⟨

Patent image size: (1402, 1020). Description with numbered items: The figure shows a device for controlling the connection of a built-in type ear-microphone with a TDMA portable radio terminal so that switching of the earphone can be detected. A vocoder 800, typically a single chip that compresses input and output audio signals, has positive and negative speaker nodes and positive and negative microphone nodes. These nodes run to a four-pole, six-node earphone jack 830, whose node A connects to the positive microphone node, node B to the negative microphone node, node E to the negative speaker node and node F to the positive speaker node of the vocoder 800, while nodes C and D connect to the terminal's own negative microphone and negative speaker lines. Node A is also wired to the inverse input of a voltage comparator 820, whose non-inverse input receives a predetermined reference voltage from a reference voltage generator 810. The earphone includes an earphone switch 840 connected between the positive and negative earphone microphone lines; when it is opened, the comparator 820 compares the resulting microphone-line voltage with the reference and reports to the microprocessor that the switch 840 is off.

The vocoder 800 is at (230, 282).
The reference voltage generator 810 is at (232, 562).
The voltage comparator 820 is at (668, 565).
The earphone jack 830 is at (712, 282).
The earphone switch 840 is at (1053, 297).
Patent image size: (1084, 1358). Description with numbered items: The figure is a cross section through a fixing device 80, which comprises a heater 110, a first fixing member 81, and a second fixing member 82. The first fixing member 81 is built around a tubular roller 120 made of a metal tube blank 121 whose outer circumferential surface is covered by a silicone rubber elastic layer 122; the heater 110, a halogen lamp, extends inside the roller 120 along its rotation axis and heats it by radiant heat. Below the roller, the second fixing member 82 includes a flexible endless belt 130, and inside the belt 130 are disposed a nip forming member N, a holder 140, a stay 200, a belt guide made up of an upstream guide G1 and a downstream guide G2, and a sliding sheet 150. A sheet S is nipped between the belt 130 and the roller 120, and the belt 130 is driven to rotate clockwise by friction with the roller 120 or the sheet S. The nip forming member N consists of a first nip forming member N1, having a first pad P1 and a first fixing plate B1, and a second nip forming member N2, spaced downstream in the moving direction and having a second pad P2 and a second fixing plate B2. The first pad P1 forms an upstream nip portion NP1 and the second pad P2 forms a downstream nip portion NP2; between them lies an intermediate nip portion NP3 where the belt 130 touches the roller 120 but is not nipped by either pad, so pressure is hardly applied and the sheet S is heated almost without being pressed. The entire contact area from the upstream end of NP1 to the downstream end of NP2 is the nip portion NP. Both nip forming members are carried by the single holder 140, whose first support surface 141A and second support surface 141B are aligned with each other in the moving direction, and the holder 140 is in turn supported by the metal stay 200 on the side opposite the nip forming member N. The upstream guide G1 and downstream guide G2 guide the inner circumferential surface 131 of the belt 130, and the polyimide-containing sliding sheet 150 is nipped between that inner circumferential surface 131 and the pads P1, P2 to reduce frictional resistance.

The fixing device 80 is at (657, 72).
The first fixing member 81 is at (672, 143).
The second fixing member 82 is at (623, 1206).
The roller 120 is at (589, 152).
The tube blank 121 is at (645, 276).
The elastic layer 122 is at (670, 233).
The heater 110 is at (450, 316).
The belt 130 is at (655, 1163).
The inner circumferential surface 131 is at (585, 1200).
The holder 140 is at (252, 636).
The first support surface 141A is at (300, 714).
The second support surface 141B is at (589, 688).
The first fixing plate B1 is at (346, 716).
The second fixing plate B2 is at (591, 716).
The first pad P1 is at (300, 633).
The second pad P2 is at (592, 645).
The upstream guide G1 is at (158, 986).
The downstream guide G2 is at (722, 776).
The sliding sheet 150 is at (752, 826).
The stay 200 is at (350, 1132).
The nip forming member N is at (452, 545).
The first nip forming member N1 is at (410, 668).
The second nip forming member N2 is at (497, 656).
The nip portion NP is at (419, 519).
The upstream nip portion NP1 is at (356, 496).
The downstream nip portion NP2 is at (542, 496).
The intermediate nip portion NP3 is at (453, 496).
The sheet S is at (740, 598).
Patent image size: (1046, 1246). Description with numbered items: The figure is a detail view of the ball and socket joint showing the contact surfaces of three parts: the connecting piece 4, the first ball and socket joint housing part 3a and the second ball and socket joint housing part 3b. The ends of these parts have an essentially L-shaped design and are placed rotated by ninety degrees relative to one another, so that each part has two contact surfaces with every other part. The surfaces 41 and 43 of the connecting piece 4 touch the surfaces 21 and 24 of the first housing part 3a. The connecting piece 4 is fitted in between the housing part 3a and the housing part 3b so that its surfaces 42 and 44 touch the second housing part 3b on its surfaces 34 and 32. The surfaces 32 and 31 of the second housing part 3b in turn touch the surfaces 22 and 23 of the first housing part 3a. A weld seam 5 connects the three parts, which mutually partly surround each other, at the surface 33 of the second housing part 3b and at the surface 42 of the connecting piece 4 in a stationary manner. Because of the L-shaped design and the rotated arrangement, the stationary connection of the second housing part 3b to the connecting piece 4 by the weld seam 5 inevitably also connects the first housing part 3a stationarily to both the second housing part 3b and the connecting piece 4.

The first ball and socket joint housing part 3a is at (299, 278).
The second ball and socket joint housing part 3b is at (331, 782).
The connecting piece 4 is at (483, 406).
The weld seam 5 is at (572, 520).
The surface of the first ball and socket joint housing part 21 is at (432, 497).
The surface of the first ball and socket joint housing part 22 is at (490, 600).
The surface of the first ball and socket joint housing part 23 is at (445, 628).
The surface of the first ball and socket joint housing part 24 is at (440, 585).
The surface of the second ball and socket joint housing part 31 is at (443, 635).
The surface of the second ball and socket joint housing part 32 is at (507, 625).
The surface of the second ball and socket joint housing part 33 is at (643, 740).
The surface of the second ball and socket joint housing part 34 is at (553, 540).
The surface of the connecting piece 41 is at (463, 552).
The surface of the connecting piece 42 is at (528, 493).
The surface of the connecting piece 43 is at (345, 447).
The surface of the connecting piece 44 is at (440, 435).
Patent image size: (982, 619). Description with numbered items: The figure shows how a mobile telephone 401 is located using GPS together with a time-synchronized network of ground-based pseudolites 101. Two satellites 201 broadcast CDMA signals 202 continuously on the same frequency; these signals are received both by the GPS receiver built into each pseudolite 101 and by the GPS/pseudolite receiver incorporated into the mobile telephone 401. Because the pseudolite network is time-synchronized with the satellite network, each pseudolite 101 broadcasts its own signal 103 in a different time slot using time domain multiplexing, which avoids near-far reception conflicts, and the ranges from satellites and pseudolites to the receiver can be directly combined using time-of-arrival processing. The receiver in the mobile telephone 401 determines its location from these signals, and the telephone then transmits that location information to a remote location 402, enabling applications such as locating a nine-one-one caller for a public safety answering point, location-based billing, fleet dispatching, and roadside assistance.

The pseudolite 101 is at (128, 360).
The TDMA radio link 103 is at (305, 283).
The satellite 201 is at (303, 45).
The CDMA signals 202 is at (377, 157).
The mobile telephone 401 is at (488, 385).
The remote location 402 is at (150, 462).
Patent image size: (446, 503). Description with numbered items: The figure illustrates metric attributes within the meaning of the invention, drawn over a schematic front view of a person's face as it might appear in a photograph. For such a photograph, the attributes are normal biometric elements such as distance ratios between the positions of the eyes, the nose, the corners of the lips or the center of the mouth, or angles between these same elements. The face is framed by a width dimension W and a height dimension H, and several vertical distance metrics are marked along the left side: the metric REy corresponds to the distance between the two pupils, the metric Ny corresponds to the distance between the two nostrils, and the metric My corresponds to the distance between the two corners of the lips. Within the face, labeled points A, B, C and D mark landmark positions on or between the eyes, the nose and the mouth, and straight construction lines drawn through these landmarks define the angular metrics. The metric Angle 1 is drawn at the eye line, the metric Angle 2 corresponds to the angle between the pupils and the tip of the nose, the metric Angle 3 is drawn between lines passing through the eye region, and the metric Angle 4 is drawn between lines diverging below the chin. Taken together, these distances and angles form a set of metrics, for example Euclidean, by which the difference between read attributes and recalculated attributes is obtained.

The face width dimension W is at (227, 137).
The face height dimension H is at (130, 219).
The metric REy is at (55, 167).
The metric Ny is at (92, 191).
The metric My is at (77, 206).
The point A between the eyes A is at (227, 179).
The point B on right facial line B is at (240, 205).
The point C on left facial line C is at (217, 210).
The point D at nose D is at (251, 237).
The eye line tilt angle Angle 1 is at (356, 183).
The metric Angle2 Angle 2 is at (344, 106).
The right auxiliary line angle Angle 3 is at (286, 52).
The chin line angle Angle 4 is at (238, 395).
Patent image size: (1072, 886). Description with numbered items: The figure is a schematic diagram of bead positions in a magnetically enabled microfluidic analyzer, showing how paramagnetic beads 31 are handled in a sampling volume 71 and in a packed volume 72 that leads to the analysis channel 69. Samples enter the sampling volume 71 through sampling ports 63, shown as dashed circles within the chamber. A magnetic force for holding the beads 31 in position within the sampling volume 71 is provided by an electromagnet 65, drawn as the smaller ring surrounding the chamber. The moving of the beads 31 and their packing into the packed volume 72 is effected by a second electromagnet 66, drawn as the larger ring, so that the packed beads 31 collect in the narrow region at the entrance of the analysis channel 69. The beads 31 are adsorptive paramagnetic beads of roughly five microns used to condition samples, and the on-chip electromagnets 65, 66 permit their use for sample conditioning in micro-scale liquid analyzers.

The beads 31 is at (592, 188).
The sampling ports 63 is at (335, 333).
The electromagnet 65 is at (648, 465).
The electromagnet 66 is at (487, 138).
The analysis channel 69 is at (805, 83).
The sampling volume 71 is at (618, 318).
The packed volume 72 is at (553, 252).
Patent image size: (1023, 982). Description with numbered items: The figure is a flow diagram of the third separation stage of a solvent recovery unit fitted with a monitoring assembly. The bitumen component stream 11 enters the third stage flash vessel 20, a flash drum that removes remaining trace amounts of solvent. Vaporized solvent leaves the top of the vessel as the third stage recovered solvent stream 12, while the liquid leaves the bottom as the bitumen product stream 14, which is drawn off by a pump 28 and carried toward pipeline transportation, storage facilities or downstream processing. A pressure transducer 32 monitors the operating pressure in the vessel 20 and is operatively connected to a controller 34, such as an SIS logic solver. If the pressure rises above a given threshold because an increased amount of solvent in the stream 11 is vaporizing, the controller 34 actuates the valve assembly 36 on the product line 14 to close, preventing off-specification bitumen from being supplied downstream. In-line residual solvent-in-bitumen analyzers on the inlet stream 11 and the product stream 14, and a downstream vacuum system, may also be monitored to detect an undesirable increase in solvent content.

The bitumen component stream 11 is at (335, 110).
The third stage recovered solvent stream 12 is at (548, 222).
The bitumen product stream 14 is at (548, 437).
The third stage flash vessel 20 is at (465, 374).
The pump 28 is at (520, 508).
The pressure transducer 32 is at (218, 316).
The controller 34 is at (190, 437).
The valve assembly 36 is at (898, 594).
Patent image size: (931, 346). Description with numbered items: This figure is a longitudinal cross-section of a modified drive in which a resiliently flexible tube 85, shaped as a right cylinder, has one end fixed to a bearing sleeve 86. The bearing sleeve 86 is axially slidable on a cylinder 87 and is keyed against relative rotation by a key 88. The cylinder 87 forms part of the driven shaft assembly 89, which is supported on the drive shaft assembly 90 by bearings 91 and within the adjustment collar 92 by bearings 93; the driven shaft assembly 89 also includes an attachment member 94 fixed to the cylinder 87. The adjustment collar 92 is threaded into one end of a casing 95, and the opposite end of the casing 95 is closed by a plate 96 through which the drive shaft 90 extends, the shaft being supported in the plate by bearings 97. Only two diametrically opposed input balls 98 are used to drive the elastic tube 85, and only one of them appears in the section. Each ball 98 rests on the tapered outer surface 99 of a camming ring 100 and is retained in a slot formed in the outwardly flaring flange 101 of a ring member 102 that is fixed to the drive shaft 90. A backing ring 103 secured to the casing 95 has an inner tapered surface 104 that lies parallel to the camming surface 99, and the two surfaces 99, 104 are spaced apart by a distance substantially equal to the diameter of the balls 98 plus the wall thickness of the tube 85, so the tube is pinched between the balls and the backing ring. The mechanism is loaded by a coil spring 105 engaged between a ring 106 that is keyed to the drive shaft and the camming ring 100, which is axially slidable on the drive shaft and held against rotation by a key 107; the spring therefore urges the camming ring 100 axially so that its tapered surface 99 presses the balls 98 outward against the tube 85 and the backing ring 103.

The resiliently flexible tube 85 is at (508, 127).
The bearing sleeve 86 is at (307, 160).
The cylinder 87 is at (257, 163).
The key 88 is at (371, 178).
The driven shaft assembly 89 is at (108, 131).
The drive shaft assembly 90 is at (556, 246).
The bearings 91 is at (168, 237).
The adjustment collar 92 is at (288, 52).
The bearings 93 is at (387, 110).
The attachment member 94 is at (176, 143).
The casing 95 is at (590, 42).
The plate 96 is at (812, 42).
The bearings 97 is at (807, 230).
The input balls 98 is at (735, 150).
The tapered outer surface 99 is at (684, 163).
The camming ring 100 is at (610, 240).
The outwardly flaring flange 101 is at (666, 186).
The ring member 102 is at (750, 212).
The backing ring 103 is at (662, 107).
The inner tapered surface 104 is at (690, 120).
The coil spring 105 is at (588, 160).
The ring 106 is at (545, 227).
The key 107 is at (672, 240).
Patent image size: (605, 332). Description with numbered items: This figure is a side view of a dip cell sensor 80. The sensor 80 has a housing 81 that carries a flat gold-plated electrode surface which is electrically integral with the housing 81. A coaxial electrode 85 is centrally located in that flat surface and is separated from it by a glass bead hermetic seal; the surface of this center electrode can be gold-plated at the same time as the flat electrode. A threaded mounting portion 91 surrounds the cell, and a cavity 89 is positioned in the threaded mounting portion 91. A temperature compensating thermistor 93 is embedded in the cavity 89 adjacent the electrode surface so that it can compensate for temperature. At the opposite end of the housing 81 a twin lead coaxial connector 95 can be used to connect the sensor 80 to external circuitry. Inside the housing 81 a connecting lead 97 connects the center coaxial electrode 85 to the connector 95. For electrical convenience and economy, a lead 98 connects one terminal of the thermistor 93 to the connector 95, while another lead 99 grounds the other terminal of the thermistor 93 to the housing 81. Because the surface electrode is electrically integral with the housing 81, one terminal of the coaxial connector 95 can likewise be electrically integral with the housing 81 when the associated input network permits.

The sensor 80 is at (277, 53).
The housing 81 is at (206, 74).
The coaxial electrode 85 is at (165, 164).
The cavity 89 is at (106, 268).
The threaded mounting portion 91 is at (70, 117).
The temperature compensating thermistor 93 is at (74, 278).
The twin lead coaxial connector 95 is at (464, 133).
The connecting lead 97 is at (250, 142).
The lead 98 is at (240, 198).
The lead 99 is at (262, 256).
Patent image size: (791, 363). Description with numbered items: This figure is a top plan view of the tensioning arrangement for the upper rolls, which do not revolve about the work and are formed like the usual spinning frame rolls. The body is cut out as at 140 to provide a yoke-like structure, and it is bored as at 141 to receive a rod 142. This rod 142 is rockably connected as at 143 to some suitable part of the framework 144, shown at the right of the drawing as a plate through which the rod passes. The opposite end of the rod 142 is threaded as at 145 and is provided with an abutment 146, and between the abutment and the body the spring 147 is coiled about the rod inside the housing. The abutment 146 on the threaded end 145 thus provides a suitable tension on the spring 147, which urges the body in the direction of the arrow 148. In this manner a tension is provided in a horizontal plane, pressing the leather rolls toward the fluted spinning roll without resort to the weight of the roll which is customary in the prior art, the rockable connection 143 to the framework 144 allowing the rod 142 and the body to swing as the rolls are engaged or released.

⟩

GIVEN TASK = Retype the lines above without any changes, starting with the line that contains "Patent image size: (1023, 982)." and going on through the line that contains "The bitumen product stream 14 is".

THE RESPONSE =
Patent image size: (1023, 982). Description with numbered items: The figure is a flow diagram of the third separation stage of a solvent recovery unit fitted with a monitoring assembly. The bitumen component stream 11 enters the third stage flash vessel 20, a flash drum that removes remaining trace amounts of solvent. Vaporized solvent leaves the top of the vessel as the third stage recovered solvent stream 12, while the liquid leaves the bottom as the bitumen product stream 14, which is drawn off by a pump 28 and carried toward pipeline transportation, storage facilities or downstream processing. A pressure transducer 32 monitors the operating pressure in the vessel 20 and is operatively connected to a controller 34, such as an SIS logic solver. If the pressure rises above a given threshold because an increased amount of solvent in the stream 11 is vaporizing, the controller 34 actuates the valve assembly 36 on the product line 14 to close, preventing off-specification bitumen from being supplied downstream. In-line residual solvent-in-bitumen analyzers on the inlet stream 11 and the product stream 14, and a downstream vacuum system, may also be monitored to detect an undesirable increase in solvent content.

The bitumen component stream 11 is at (335, 110).
The third stage recovered solvent stream 12 is at (548, 222).
The bitumen product stream 14 is at (548, 437).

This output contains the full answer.